■ WHAT THIS TASK INVOLVES ■
Below are some entries. Copy each line that holds the string "Control".

Start of DATA RECORDS

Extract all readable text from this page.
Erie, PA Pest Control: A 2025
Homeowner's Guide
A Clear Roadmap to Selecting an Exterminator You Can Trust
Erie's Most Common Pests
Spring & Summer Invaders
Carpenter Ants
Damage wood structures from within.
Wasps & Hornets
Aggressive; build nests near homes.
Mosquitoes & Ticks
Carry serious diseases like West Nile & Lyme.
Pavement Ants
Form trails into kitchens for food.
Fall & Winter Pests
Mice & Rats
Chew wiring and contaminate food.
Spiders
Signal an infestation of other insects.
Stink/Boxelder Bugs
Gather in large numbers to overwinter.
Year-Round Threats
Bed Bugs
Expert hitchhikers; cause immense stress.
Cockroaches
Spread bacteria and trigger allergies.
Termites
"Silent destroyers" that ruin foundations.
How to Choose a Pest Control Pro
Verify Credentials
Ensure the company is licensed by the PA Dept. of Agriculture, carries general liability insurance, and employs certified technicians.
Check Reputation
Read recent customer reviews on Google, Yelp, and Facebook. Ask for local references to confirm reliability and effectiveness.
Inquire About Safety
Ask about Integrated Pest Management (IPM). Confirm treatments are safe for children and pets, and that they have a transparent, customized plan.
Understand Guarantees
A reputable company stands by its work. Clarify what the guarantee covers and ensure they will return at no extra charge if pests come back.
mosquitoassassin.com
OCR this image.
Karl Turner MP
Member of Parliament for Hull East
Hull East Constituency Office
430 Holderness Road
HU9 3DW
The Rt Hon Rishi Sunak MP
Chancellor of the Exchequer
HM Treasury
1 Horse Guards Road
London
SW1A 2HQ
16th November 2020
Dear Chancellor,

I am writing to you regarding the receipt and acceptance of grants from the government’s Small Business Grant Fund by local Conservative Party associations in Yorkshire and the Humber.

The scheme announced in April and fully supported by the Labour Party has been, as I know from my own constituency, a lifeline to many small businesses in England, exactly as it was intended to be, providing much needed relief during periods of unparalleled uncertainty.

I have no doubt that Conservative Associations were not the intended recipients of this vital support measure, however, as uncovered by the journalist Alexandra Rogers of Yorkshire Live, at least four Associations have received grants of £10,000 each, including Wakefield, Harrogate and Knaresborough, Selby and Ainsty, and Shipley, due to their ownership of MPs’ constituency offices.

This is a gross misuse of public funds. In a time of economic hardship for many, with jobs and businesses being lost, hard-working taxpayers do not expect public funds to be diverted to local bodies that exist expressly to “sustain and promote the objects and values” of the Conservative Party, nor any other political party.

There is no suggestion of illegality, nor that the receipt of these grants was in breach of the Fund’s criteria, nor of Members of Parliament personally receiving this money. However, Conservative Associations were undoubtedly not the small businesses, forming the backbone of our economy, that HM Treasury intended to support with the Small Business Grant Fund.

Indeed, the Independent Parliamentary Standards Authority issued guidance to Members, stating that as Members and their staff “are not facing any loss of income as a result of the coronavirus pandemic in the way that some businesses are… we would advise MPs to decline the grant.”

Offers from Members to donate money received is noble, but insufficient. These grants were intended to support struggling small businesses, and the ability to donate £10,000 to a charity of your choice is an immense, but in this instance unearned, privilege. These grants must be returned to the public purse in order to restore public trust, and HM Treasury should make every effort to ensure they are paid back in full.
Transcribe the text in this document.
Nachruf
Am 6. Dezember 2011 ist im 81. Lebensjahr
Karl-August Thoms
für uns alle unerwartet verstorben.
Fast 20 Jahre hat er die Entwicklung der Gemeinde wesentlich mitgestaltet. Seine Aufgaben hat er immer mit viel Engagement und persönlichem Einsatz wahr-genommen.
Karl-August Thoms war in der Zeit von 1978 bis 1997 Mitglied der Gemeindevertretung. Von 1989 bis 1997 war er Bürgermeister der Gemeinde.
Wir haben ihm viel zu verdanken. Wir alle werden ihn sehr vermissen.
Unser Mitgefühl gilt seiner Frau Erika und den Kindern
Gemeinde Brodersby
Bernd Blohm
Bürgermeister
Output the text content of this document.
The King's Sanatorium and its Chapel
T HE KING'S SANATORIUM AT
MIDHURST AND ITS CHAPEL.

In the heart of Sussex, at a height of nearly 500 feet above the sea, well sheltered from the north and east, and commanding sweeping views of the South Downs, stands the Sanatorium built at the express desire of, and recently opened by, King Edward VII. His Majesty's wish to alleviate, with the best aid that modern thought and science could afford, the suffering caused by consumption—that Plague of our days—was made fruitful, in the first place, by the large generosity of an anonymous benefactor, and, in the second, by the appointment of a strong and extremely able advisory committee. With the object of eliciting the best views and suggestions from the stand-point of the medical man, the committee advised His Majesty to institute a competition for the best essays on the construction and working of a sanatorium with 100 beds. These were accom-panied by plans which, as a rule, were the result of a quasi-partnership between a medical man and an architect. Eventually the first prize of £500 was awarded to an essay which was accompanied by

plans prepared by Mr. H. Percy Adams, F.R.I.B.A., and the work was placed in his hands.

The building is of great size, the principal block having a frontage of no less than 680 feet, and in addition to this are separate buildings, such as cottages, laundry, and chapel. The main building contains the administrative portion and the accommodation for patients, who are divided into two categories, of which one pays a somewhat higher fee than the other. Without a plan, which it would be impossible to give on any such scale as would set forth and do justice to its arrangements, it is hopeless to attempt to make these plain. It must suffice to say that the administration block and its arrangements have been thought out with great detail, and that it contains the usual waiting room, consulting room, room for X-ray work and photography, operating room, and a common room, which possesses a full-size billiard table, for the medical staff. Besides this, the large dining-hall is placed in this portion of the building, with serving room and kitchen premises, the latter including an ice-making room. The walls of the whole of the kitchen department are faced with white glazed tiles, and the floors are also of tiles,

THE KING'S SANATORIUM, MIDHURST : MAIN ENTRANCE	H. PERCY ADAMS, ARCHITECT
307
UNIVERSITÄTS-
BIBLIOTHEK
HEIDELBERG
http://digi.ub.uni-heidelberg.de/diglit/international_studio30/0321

End of DATA RECORDS

■ THE ANSWER ■
Erie, PA Pest Control: A 2025
How to Choose a Pest Control Pro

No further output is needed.